- **Exercise**: Beginning at the line containing "Convert this screenshot" and continuing to the end of the records below, give each line again exactly as it stands, and only those lines.

- **Data to use**:
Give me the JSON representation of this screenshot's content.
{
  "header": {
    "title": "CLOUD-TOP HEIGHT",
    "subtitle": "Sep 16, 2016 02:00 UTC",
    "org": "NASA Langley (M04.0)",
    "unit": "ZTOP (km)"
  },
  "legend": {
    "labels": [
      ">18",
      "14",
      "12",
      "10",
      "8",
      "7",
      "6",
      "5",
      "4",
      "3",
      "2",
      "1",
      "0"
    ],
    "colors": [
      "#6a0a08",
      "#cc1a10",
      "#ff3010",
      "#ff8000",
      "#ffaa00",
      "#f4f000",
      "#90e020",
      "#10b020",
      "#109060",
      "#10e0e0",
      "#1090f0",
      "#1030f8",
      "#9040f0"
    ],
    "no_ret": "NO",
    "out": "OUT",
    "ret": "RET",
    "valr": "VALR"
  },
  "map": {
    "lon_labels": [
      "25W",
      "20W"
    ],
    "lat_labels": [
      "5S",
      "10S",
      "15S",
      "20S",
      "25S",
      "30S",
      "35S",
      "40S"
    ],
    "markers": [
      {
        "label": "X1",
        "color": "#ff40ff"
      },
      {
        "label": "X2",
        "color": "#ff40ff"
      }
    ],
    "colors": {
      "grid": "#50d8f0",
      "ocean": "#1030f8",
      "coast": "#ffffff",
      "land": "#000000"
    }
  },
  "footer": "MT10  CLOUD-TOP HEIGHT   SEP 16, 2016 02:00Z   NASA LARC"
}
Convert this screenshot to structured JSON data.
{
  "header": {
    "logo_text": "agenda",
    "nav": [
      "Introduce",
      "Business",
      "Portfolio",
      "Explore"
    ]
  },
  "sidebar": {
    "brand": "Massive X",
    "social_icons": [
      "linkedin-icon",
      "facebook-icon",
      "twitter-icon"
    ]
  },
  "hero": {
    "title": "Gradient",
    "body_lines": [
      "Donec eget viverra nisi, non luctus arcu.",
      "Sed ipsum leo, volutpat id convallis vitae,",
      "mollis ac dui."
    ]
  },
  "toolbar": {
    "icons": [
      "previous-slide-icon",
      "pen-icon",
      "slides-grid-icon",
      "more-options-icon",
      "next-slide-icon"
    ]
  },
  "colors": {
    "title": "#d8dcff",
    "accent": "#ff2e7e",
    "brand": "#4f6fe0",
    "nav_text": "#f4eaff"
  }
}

- **Task result**:
Convert this screenshot to structured JSON data.
{
  "header": {
    "logo_text": "agenda",
    "nav": [
      "Introduce",
      "Business",
      "Portfolio",
      "Explore"
    ]
  },
  "sidebar": {
    "brand": "Massive X",
    "social_icons": [
      "linkedin-icon",
      "facebook-icon",
      "twitter-icon"
    ]
  },
  "hero": {
    "title": "Gradient",
    "body_lines": [
      "Donec eget viverra nisi, non luctus arcu.",
      "Sed ipsum leo, volutpat id convallis vitae,",
      "mollis ac dui."
    ]
  },
  "toolbar": {
    "icons": [
      "previous-slide-icon",
      "pen-icon",
      "slides-grid-icon",
      "more-options-icon",
      "next-slide-icon"
    ]
  },
  "colors": {
    "title": "#d8dcff",
    "accent": "#ff2e7e",
    "brand": "#4f6fe0",
    "nav_text": "#f4eaff"
  }
}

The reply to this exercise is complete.